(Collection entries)
======

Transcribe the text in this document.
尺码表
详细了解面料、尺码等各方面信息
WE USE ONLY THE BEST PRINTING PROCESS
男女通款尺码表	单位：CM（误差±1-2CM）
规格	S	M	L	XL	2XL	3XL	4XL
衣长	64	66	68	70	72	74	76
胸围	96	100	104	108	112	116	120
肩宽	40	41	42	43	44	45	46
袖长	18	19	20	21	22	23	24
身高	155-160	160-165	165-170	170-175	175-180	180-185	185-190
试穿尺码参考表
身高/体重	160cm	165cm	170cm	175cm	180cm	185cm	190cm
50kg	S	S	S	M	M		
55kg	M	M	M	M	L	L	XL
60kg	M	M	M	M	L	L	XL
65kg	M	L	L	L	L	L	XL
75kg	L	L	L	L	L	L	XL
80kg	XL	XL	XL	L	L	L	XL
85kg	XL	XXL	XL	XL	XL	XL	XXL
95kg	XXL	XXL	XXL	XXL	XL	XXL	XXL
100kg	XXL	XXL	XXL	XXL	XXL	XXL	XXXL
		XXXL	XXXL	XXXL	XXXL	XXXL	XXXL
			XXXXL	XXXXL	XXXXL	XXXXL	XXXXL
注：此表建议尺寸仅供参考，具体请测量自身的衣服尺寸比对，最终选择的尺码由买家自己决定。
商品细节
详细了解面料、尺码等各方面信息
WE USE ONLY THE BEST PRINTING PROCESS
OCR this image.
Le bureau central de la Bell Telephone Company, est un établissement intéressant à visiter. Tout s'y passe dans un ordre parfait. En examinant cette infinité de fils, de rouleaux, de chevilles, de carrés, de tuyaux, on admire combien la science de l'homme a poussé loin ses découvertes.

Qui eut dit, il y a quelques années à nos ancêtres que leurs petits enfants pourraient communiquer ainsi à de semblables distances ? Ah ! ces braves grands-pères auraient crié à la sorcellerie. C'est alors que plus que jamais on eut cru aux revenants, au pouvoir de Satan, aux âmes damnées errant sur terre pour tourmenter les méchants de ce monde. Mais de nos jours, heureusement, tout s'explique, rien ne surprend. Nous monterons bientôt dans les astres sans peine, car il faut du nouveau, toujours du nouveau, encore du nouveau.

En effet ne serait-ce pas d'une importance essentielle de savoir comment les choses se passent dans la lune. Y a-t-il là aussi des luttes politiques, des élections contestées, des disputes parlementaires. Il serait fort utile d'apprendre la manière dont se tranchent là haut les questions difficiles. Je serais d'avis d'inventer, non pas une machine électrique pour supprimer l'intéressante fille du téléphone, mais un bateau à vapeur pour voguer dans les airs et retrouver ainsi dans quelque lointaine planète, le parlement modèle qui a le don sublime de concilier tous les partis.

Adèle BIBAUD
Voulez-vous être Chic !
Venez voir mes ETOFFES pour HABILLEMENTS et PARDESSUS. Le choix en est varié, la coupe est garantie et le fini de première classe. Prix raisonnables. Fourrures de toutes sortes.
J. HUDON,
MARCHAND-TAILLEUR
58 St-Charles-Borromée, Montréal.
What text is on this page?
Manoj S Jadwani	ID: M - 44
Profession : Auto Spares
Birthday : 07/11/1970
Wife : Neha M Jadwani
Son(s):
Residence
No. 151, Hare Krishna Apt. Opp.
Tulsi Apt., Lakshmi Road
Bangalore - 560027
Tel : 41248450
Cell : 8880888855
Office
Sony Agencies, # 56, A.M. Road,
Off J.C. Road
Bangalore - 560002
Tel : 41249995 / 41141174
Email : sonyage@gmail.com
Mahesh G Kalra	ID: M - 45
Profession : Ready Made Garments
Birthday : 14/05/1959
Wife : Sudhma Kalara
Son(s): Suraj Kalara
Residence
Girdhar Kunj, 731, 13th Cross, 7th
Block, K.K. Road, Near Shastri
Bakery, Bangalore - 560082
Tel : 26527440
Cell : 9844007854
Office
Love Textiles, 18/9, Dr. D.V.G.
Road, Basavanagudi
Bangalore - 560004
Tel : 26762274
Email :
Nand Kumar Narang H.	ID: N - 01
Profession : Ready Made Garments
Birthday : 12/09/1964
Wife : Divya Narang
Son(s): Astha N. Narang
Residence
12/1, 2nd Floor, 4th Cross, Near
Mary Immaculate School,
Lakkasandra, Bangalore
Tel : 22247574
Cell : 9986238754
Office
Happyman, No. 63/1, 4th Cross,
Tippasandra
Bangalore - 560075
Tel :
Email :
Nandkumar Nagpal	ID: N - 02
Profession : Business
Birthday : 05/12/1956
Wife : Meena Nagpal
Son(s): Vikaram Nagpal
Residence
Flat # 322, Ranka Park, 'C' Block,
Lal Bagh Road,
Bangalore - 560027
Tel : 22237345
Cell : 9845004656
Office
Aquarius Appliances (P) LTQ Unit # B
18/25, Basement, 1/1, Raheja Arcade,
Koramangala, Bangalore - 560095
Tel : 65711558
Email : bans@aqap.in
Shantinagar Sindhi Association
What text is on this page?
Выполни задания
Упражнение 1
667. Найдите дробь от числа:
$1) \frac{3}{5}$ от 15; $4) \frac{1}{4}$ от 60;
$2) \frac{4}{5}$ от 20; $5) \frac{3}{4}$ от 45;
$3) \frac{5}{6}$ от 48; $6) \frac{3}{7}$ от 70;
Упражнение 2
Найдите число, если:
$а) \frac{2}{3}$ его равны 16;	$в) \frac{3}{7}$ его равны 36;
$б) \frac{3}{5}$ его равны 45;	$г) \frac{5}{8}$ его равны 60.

======

Request.
Each entry must be reproduced verbatim.

Final result.
Transcribe the text in this document.
尺码表
详细了解面料、尺码等各方面信息
WE USE ONLY THE BEST PRINTING PROCESS
男女通款尺码表	单位：CM（误差±1-2CM）
规格	S	M	L	XL	2XL	3XL	4XL
衣长	64	66	68	70	72	74	76
胸围	96	100	104	108	112	116	120
肩宽	40	41	42	43	44	45	46
袖长	18	19	20	21	22	23	24
身高	155-160	160-165	165-170	170-175	175-180	180-185	185-190
试穿尺码参考表
身高/体重	160cm	165cm	170cm	175cm	180cm	185cm	190cm
50kg	S	S	S	M	M		
55kg	M	M	M	M	L	L	XL
60kg	M	M	M	M	L	L	XL
65kg	M	L	L	L	L	L	XL
75kg	L	L	L	L	L	L	XL
80kg	XL	XL	XL	L	L	L	XL
85kg	XL	XXL	XL	XL	XL	XL	XXL
95kg	XXL	XXL	XXL	XXL	XL	XXL	XXL
100kg	XXL	XXL	XXL	XXL	XXL	XXL	XXXL
		XXXL	XXXL	XXXL	XXXL	XXXL	XXXL
			XXXXL	XXXXL	XXXXL	XXXXL	XXXXL
注：此表建议尺寸仅供参考，具体请测量自身的衣服尺寸比对，最终选择的尺码由买家自己决定。
商品细节
详细了解面料、尺码等各方面信息
WE USE ONLY THE BEST PRINTING PROCESS
OCR this image.
Le bureau central de la Bell Telephone Company, est un établissement intéressant à visiter. Tout s'y passe dans un ordre parfait. En examinant cette infinité de fils, de rouleaux, de chevilles, de carrés, de tuyaux, on admire combien la science de l'homme a poussé loin ses découvertes.

Qui eut dit, il y a quelques années à nos ancêtres que leurs petits enfants pourraient communiquer ainsi à de semblables distances ? Ah ! ces braves grands-pères auraient crié à la sorcellerie. C'est alors que plus que jamais on eut cru aux revenants, au pouvoir de Satan, aux âmes damnées errant sur terre pour tourmenter les méchants de ce monde. Mais de nos jours, heureusement, tout s'explique, rien ne surprend. Nous monterons bientôt dans les astres sans peine, car il faut du nouveau, toujours du nouveau, encore du nouveau.

En effet ne serait-ce pas d'une importance essentielle de savoir comment les choses se passent dans la lune. Y a-t-il là aussi des luttes politiques, des élections contestées, des disputes parlementaires. Il serait fort utile d'apprendre la manière dont se tranchent là haut les questions difficiles. Je serais d'avis d'inventer, non pas une machine électrique pour supprimer l'intéressante fille du téléphone, mais un bateau à vapeur pour voguer dans les airs et retrouver ainsi dans quelque lointaine planète, le parlement modèle qui a le don sublime de concilier tous les partis.

Adèle BIBAUD
Voulez-vous être Chic !
Venez voir mes ETOFFES pour HABILLEMENTS et PARDESSUS. Le choix en est varié, la coupe est garantie et le fini de première classe. Prix raisonnables. Fourrures de toutes sortes.
J. HUDON,
MARCHAND-TAILLEUR
58 St-Charles-Borromée, Montréal.
What text is on this page?
Manoj S Jadwani	ID: M - 44
Profession : Auto Spares
Birthday : 07/11/1970
Wife : Neha M Jadwani
Son(s):
Residence
No. 151, Hare Krishna Apt. Opp.
Tulsi Apt., Lakshmi Road
Bangalore - 560027
Tel : 41248450
Cell : 8880888855
Office
Sony Agencies, # 56, A.M. Road,
Off J.C. Road
Bangalore - 560002
Tel : 41249995 / 41141174
Email : sonyage@gmail.com
Mahesh G Kalra	ID: M - 45
Profession : Ready Made Garments
Birthday : 14/05/1959
Wife : Sudhma Kalara
Son(s): Suraj Kalara
Residence
Girdhar Kunj, 731, 13th Cross, 7th
Block, K.K. Road, Near Shastri
Bakery, Bangalore - 560082
Tel : 26527440
Cell : 9844007854
Office
Love Textiles, 18/9, Dr. D.V.G.
Road, Basavanagudi
Bangalore - 560004
Tel : 26762274
Email :
Nand Kumar Narang H.	ID: N - 01
Profession : Ready Made Garments
Birthday : 12/09/1964
Wife : Divya Narang
Son(s): Astha N. Narang
Residence
12/1, 2nd Floor, 4th Cross, Near
Mary Immaculate School,
Lakkasandra, Bangalore
Tel : 22247574
Cell : 9986238754
Office
Happyman, No. 63/1, 4th Cross,
Tippasandra
Bangalore - 560075
Tel :
Email :
Nandkumar Nagpal	ID: N - 02
Profession : Business
Birthday : 05/12/1956
Wife : Meena Nagpal
Son(s): Vikaram Nagpal
Residence
Flat # 322, Ranka Park, 'C' Block,
Lal Bagh Road,
Bangalore - 560027
Tel : 22237345
Cell : 9845004656
Office
Aquarius Appliances (P) LTQ Unit # B
18/25, Basement, 1/1, Raheja Arcade,
Koramangala, Bangalore - 560095
Tel : 65711558
Email : bans@aqap.in
Shantinagar Sindhi Association
What text is on this page?
Выполни задания
Упражнение 1
667. Найдите дробь от числа:
$1) \frac{3}{5}$ от 15; $4) \frac{1}{4}$ от 60;
$2) \frac{4}{5}$ от 20; $5) \frac{3}{4}$ от 45;
$3) \frac{5}{6}$ от 48; $6) \frac{3}{7}$ от 70;
Упражнение 2
Найдите число, если:
$а) \frac{2}{3}$ его равны 16;	$в) \frac{3}{7}$ его равны 36;
$б) \frac{3}{5}$ его равны 45;	$г) \frac{5}{8}$ его равны 60.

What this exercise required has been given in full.